— START —
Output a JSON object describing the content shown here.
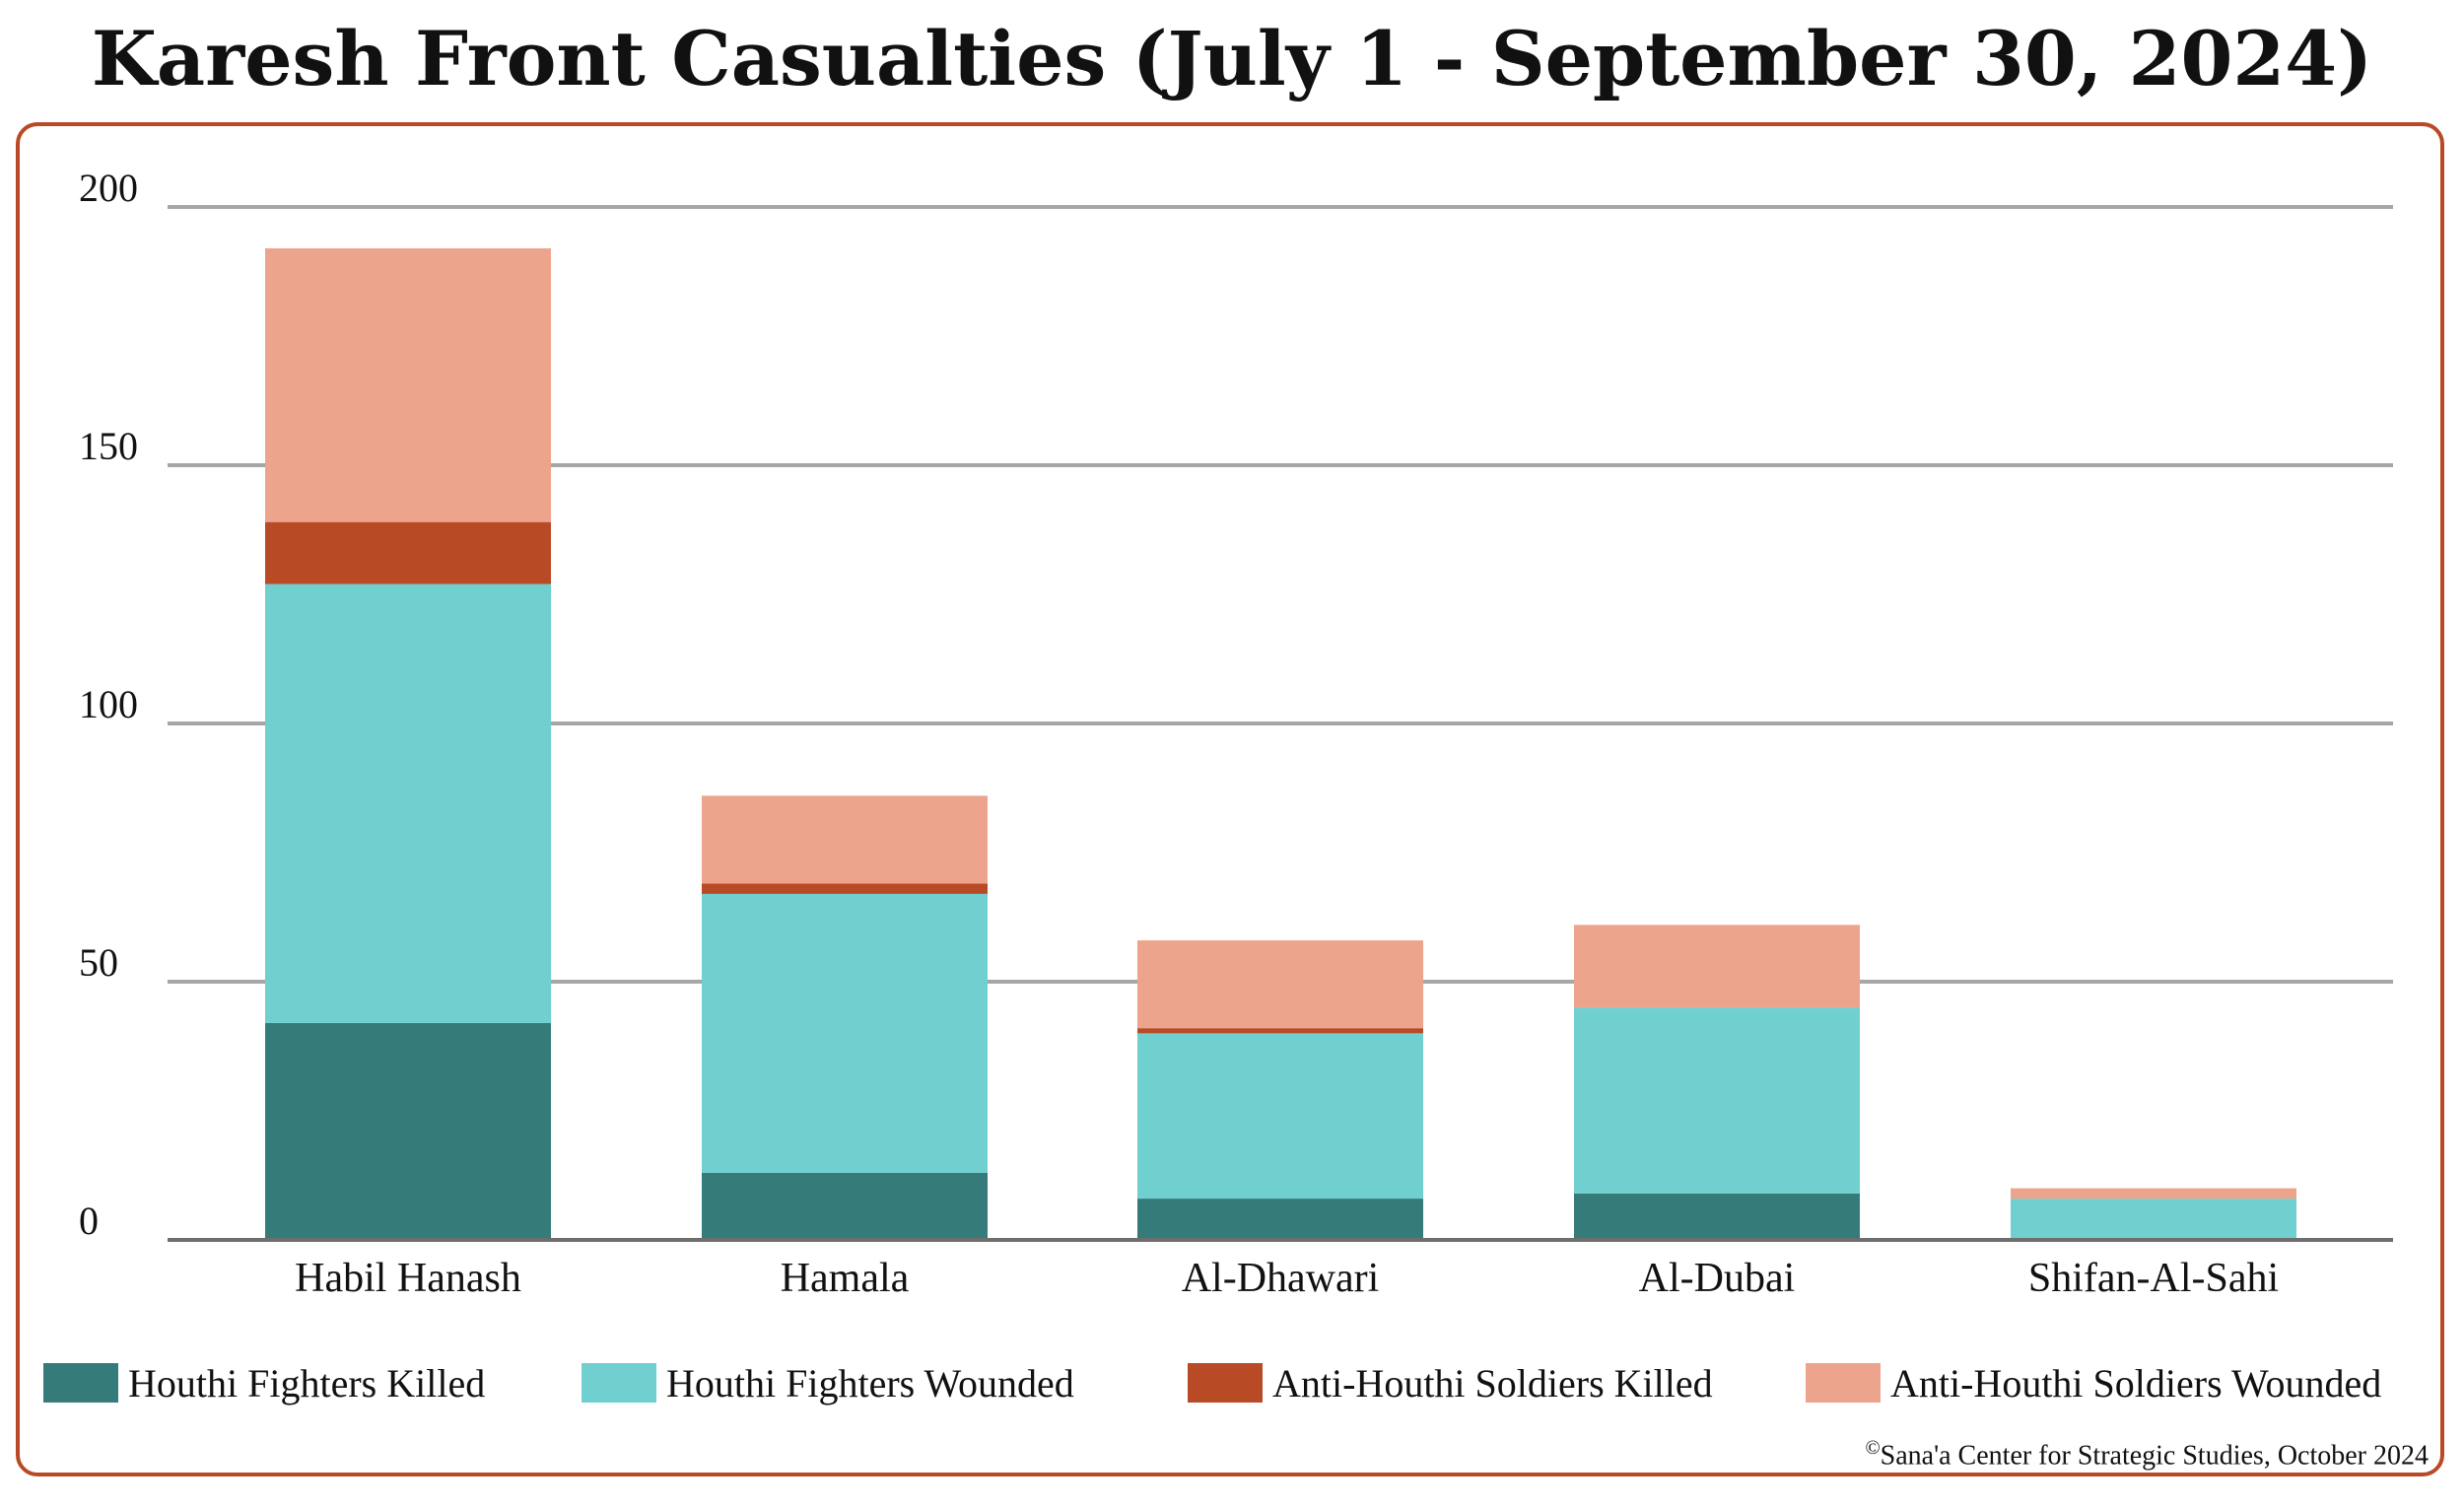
{
  "title": "Karesh Front Casualties (July 1 - September 30, 2024)",
  "credit": {
    "symbol": "©",
    "text": "Sana'a Center for Strategic Studies, October 2024"
  },
  "legend": [
    {
      "label": "Houthi Fighters Killed",
      "color": "#357b7a"
    },
    {
      "label": "Houthi Fighters Wounded",
      "color": "#70cfcf"
    },
    {
      "label": "Anti-Houthi Soldiers Killed",
      "color": "#b94a26"
    },
    {
      "label": "Anti-Houthi Soldiers Wounded",
      "color": "#eca48c"
    }
  ],
  "chart_data": {
    "type": "bar",
    "stacked": true,
    "title": "Karesh Front Casualties (July 1 - September 30, 2024)",
    "xlabel": "",
    "ylabel": "",
    "categories": [
      "Habil Hanash",
      "Hamala",
      "Al-Dhawari",
      "Al-Dubai",
      "Shifan-Al-Sahi"
    ],
    "series": [
      {
        "name": "Houthi Fighters Killed",
        "color": "#357b7a",
        "values": [
          42,
          13,
          8,
          9,
          0
        ]
      },
      {
        "name": "Houthi Fighters Wounded",
        "color": "#70cfcf",
        "values": [
          85,
          54,
          32,
          36,
          8
        ]
      },
      {
        "name": "Anti-Houthi Soldiers Killed",
        "color": "#b94a26",
        "values": [
          12,
          2,
          1,
          0,
          0
        ]
      },
      {
        "name": "Anti-Houthi Soldiers Wounded",
        "color": "#eca48c",
        "values": [
          53,
          17,
          17,
          16,
          2
        ]
      }
    ],
    "yticks": [
      0,
      50,
      100,
      150,
      200
    ],
    "ylim": [
      0,
      200
    ],
    "grid": true,
    "legend_position": "bottom"
  }
}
— END —
◆ **CHALLENGE**
Search the records for the word "Houthi" and copy every line where it occurs.

◆ **COMPLETE ANSWER**
      "label": "Houthi Fighters Killed",
      "label": "Houthi Fighters Wounded",
      "label": "Anti-Houthi Soldiers Killed",
      "label": "Anti-Houthi Soldiers Wounded",
        "name": "Houthi Fighters Killed",
        "name": "Houthi Fighters Wounded",
        "name": "Anti-Houthi Soldiers Killed",
        "name": "Anti-Houthi Soldiers Wounded",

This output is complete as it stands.